# start of Record set

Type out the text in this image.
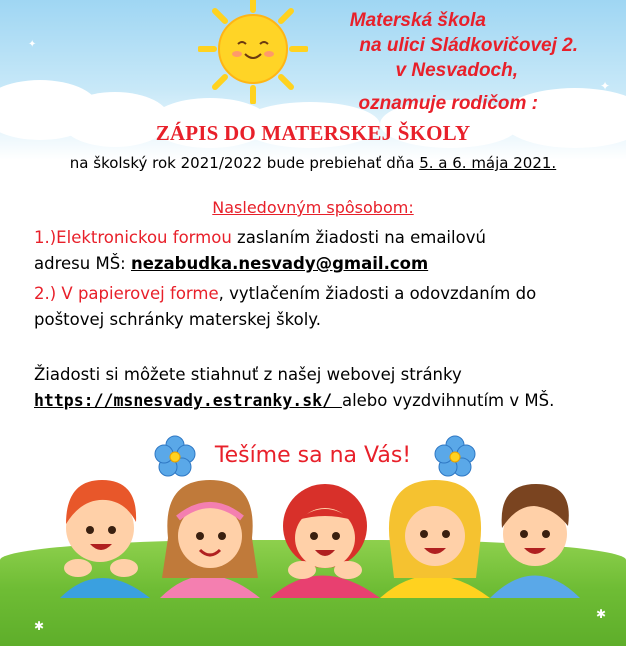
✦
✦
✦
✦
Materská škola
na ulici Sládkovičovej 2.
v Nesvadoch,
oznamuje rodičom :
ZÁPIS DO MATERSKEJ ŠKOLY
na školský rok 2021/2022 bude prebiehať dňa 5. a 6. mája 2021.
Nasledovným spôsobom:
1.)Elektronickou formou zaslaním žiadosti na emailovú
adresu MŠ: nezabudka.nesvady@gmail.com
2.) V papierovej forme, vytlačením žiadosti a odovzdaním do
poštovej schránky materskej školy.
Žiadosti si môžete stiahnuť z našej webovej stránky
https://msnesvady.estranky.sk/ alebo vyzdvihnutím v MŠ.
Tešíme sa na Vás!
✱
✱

# end of Record set

To do:
Print out the material word for word, omitting the pictures.

Full output:
Type out the text in this image.
✦
✦
✦
✦
Materská škola
na ulici Sládkovičovej 2.
v Nesvadoch,
oznamuje rodičom :
ZÁPIS DO MATERSKEJ ŠKOLY
na školský rok 2021/2022 bude prebiehať dňa 5. a 6. mája 2021.
Nasledovným spôsobom:
1.)Elektronickou formou zaslaním žiadosti na emailovú
adresu MŠ: nezabudka.nesvady@gmail.com
2.) V papierovej forme, vytlačením žiadosti a odovzdaním do
poštovej schránky materskej školy.
Žiadosti si môžete stiahnuť z našej webovej stránky
https://msnesvady.estranky.sk/ alebo vyzdvihnutím v MŠ.
Tešíme sa na Vás!
✱
✱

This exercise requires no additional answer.